━━━━━ The records

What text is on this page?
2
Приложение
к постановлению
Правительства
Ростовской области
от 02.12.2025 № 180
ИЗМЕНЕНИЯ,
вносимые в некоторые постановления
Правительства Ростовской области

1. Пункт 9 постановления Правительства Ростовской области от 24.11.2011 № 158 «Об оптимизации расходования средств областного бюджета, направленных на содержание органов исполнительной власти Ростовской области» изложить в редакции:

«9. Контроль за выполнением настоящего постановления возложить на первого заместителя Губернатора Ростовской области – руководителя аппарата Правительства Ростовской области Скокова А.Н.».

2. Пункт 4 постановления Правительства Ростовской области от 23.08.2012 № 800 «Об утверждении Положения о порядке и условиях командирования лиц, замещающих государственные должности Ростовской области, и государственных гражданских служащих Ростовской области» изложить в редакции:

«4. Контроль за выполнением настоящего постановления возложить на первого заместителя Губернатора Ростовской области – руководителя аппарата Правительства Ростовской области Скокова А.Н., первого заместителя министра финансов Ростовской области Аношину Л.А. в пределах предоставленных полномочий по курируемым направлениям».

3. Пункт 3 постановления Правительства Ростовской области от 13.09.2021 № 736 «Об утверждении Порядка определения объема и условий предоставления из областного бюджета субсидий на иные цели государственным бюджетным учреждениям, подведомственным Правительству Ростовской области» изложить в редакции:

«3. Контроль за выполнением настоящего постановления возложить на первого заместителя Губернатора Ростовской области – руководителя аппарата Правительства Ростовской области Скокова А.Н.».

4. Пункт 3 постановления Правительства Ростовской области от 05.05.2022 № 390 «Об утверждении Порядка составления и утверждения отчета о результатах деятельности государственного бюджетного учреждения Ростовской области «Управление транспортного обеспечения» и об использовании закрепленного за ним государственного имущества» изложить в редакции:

━━━━━━━━━━

● Exercise
Look through the records and gather each line with the word "Скокова".

● The answer
«9. Контроль за выполнением настоящего постановления возложить на первого заместителя Губернатора Ростовской области – руководителя аппарата Правительства Ростовской области Скокова А.Н.».
«4. Контроль за выполнением настоящего постановления возложить на первого заместителя Губернатора Ростовской области – руководителя аппарата Правительства Ростовской области Скокова А.Н., первого заместителя министра финансов Ростовской области Аношину Л.А. в пределах предоставленных полномочий по курируемым направлениям».
«3. Контроль за выполнением настоящего постановления возложить на первого заместителя Губернатора Ростовской области – руководителя аппарата Правительства Ростовской области Скокова А.Н.».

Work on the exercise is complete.